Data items
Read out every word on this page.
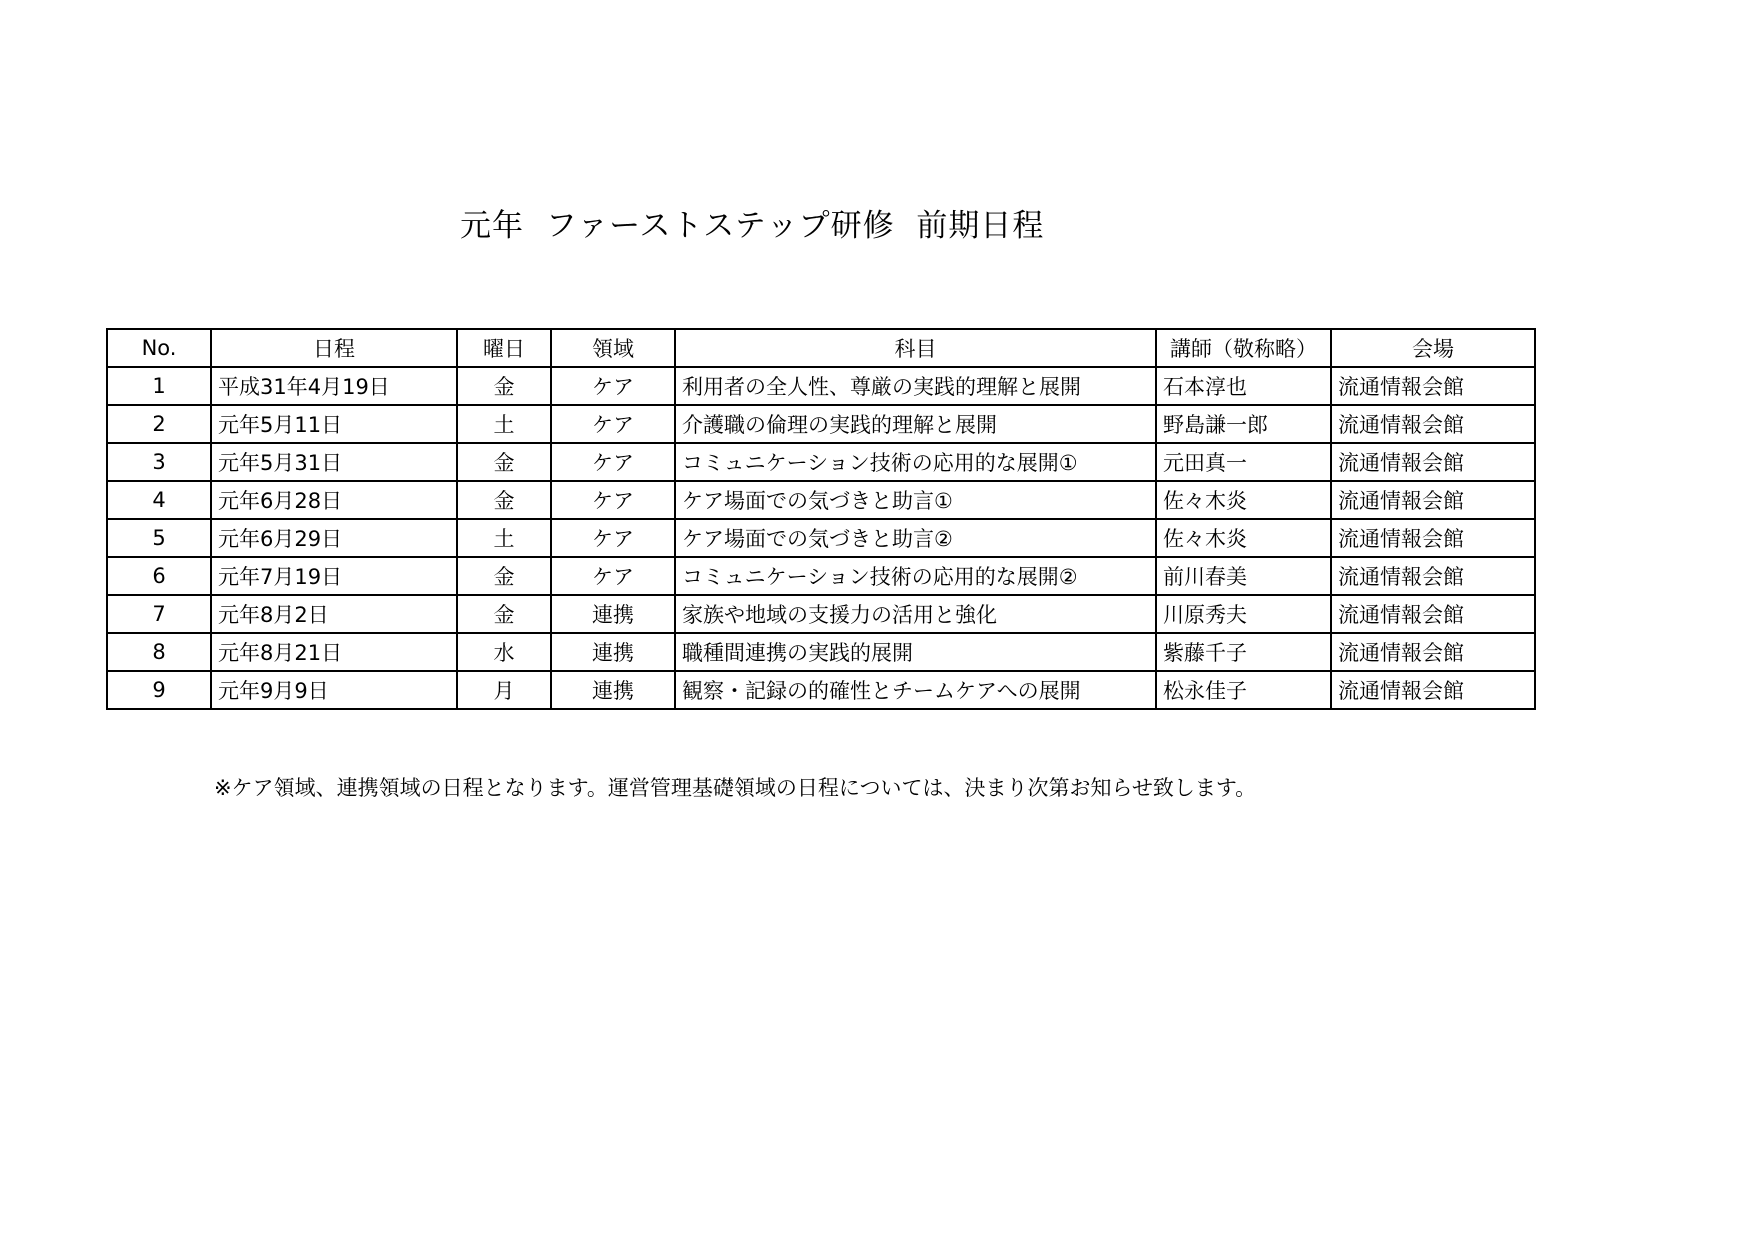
元年  ファーストステップ研修  前期日程
No.	日程	曜日	領域	科目	講師（敬称略）	会場
1	平成31年4月19日	金	ケア	利用者の全人性、尊厳の実践的理解と展開	石本淳也	流通情報会館
2	元年5月11日	土	ケア	介護職の倫理の実践的理解と展開	野島謙一郎	流通情報会館
3	元年5月31日	金	ケア	コミュニケーション技術の応用的な展開①	元田真一	流通情報会館
4	元年6月28日	金	ケア	ケア場面での気づきと助言①	佐々木炎	流通情報会館
5	元年6月29日	土	ケア	ケア場面での気づきと助言②	佐々木炎	流通情報会館
6	元年7月19日	金	ケア	コミュニケーション技術の応用的な展開②	前川春美	流通情報会館
7	元年8月2日	金	連携	家族や地域の支援力の活用と強化	川原秀夫	流通情報会館
8	元年8月21日	水	連携	職種間連携の実践的展開	紫藤千子	流通情報会館
9	元年9月9日	月	連携	観察・記録の的確性とチームケアへの展開	松永佳子	流通情報会館
※ケア領域、連携領域の日程となります。運営管理基礎領域の日程については、決まり次第お知らせ致します。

WORK TO BE COMPLETED
Reproduce the entries above exactly. Do not include the images.

SOLUTION TO THE EXERCISE
Read out every word on this page.
元年  ファーストステップ研修  前期日程
No.	日程	曜日	領域	科目	講師（敬称略）	会場
1	平成31年4月19日	金	ケア	利用者の全人性、尊厳の実践的理解と展開	石本淳也	流通情報会館
2	元年5月11日	土	ケア	介護職の倫理の実践的理解と展開	野島謙一郎	流通情報会館
3	元年5月31日	金	ケア	コミュニケーション技術の応用的な展開①	元田真一	流通情報会館
4	元年6月28日	金	ケア	ケア場面での気づきと助言①	佐々木炎	流通情報会館
5	元年6月29日	土	ケア	ケア場面での気づきと助言②	佐々木炎	流通情報会館
6	元年7月19日	金	ケア	コミュニケーション技術の応用的な展開②	前川春美	流通情報会館
7	元年8月2日	金	連携	家族や地域の支援力の活用と強化	川原秀夫	流通情報会館
8	元年8月21日	水	連携	職種間連携の実践的展開	紫藤千子	流通情報会館
9	元年9月9日	月	連携	観察・記録の的確性とチームケアへの展開	松永佳子	流通情報会館
※ケア領域、連携領域の日程となります。運営管理基礎領域の日程については、決まり次第お知らせ致します。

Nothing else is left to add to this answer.